### Records to use
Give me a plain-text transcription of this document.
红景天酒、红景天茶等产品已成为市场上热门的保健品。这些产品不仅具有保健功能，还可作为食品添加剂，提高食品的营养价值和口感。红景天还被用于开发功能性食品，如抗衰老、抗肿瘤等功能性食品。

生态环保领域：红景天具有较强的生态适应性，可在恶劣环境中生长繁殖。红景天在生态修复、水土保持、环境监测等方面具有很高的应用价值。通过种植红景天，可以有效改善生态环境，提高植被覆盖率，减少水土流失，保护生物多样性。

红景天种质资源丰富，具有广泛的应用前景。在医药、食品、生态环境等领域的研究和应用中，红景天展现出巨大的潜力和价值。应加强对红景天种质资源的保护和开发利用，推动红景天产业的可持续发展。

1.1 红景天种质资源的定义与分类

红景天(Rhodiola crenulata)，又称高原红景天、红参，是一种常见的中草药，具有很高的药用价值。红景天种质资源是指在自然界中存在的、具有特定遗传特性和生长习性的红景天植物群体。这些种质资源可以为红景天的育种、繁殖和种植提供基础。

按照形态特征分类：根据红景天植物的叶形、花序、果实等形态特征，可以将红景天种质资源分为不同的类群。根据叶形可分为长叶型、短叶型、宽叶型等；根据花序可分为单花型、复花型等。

### Work required
Each entry above is to be quoted exactly.

### The solution
Give me a plain-text transcription of this document.
红景天酒、红景天茶等产品已成为市场上热门的保健品。这些产品不仅具有保健功能，还可作为食品添加剂，提高食品的营养价值和口感。红景天还被用于开发功能性食品，如抗衰老、抗肿瘤等功能性食品。

生态环保领域：红景天具有较强的生态适应性，可在恶劣环境中生长繁殖。红景天在生态修复、水土保持、环境监测等方面具有很高的应用价值。通过种植红景天，可以有效改善生态环境，提高植被覆盖率，减少水土流失，保护生物多样性。

红景天种质资源丰富，具有广泛的应用前景。在医药、食品、生态环境等领域的研究和应用中，红景天展现出巨大的潜力和价值。应加强对红景天种质资源的保护和开发利用，推动红景天产业的可持续发展。

1.1 红景天种质资源的定义与分类

红景天(Rhodiola crenulata)，又称高原红景天、红参，是一种常见的中草药，具有很高的药用价值。红景天种质资源是指在自然界中存在的、具有特定遗传特性和生长习性的红景天植物群体。这些种质资源可以为红景天的育种、繁殖和种植提供基础。

按照形态特征分类：根据红景天植物的叶形、花序、果实等形态特征，可以将红景天种质资源分为不同的类群。根据叶形可分为长叶型、短叶型、宽叶型等；根据花序可分为单花型、复花型等。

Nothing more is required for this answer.